Instructions to follow: All entries must be extracted exactly, with nothing added or dropped.

(Data records)

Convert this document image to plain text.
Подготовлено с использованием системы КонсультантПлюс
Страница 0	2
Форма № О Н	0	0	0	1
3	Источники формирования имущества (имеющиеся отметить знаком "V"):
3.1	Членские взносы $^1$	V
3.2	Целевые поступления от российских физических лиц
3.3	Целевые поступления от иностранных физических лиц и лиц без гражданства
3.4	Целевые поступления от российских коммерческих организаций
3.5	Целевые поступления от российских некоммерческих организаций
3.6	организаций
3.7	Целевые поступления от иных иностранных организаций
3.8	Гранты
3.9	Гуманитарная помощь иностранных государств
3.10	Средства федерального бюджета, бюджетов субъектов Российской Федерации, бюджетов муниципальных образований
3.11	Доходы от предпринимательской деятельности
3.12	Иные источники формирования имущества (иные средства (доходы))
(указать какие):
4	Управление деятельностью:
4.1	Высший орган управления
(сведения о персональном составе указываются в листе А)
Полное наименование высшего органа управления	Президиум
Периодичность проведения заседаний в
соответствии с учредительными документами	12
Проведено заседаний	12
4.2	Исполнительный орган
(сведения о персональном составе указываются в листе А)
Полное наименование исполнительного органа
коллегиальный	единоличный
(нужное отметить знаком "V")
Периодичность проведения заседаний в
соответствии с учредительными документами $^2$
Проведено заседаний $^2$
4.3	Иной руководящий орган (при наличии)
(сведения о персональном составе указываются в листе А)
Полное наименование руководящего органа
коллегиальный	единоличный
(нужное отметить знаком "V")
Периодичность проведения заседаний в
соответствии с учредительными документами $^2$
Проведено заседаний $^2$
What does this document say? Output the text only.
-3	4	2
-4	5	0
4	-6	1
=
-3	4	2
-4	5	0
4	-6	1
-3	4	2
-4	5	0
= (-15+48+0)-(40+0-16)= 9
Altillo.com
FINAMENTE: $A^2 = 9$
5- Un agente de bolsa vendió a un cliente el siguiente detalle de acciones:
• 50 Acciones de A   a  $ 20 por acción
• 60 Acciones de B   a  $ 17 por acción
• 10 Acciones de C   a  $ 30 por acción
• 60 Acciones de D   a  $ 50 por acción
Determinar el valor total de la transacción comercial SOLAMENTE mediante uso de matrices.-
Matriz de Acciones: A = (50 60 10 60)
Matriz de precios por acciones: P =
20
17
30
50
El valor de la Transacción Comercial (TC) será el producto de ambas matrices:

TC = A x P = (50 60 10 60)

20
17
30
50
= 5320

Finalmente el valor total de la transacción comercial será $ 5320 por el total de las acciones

Worked answer:
Convert this document image to plain text.
Подготовлено с использованием системы КонсультантПлюс
Страница 0	2
Форма № О Н	0	0	0	1
3	Источники формирования имущества (имеющиеся отметить знаком "V"):
3.1	Членские взносы $^1$	V
3.2	Целевые поступления от российских физических лиц
3.3	Целевые поступления от иностранных физических лиц и лиц без гражданства
3.4	Целевые поступления от российских коммерческих организаций
3.5	Целевые поступления от российских некоммерческих организаций
3.6	организаций
3.7	Целевые поступления от иных иностранных организаций
3.8	Гранты
3.9	Гуманитарная помощь иностранных государств
3.10	Средства федерального бюджета, бюджетов субъектов Российской Федерации, бюджетов муниципальных образований
3.11	Доходы от предпринимательской деятельности
3.12	Иные источники формирования имущества (иные средства (доходы))
(указать какие):
4	Управление деятельностью:
4.1	Высший орган управления
(сведения о персональном составе указываются в листе А)
Полное наименование высшего органа управления	Президиум
Периодичность проведения заседаний в
соответствии с учредительными документами	12
Проведено заседаний	12
4.2	Исполнительный орган
(сведения о персональном составе указываются в листе А)
Полное наименование исполнительного органа
коллегиальный	единоличный
(нужное отметить знаком "V")
Периодичность проведения заседаний в
соответствии с учредительными документами $^2$
Проведено заседаний $^2$
4.3	Иной руководящий орган (при наличии)
(сведения о персональном составе указываются в листе А)
Полное наименование руководящего органа
коллегиальный	единоличный
(нужное отметить знаком "V")
Периодичность проведения заседаний в
соответствии с учредительными документами $^2$
Проведено заседаний $^2$
What does this document say? Output the text only.
-3	4	2
-4	5	0
4	-6	1
=
-3	4	2
-4	5	0
4	-6	1
-3	4	2
-4	5	0
= (-15+48+0)-(40+0-16)= 9
Altillo.com
FINAMENTE: $A^2 = 9$
5- Un agente de bolsa vendió a un cliente el siguiente detalle de acciones:
• 50 Acciones de A   a  $ 20 por acción
• 60 Acciones de B   a  $ 17 por acción
• 10 Acciones de C   a  $ 30 por acción
• 60 Acciones de D   a  $ 50 por acción
Determinar el valor total de la transacción comercial SOLAMENTE mediante uso de matrices.-
Matriz de Acciones: A = (50 60 10 60)
Matriz de precios por acciones: P =
20
17
30
50
El valor de la Transacción Comercial (TC) será el producto de ambas matrices:

TC = A x P = (50 60 10 60)

20
17
30
50
= 5320

Finalmente el valor total de la transacción comercial será $ 5320 por el total de las acciones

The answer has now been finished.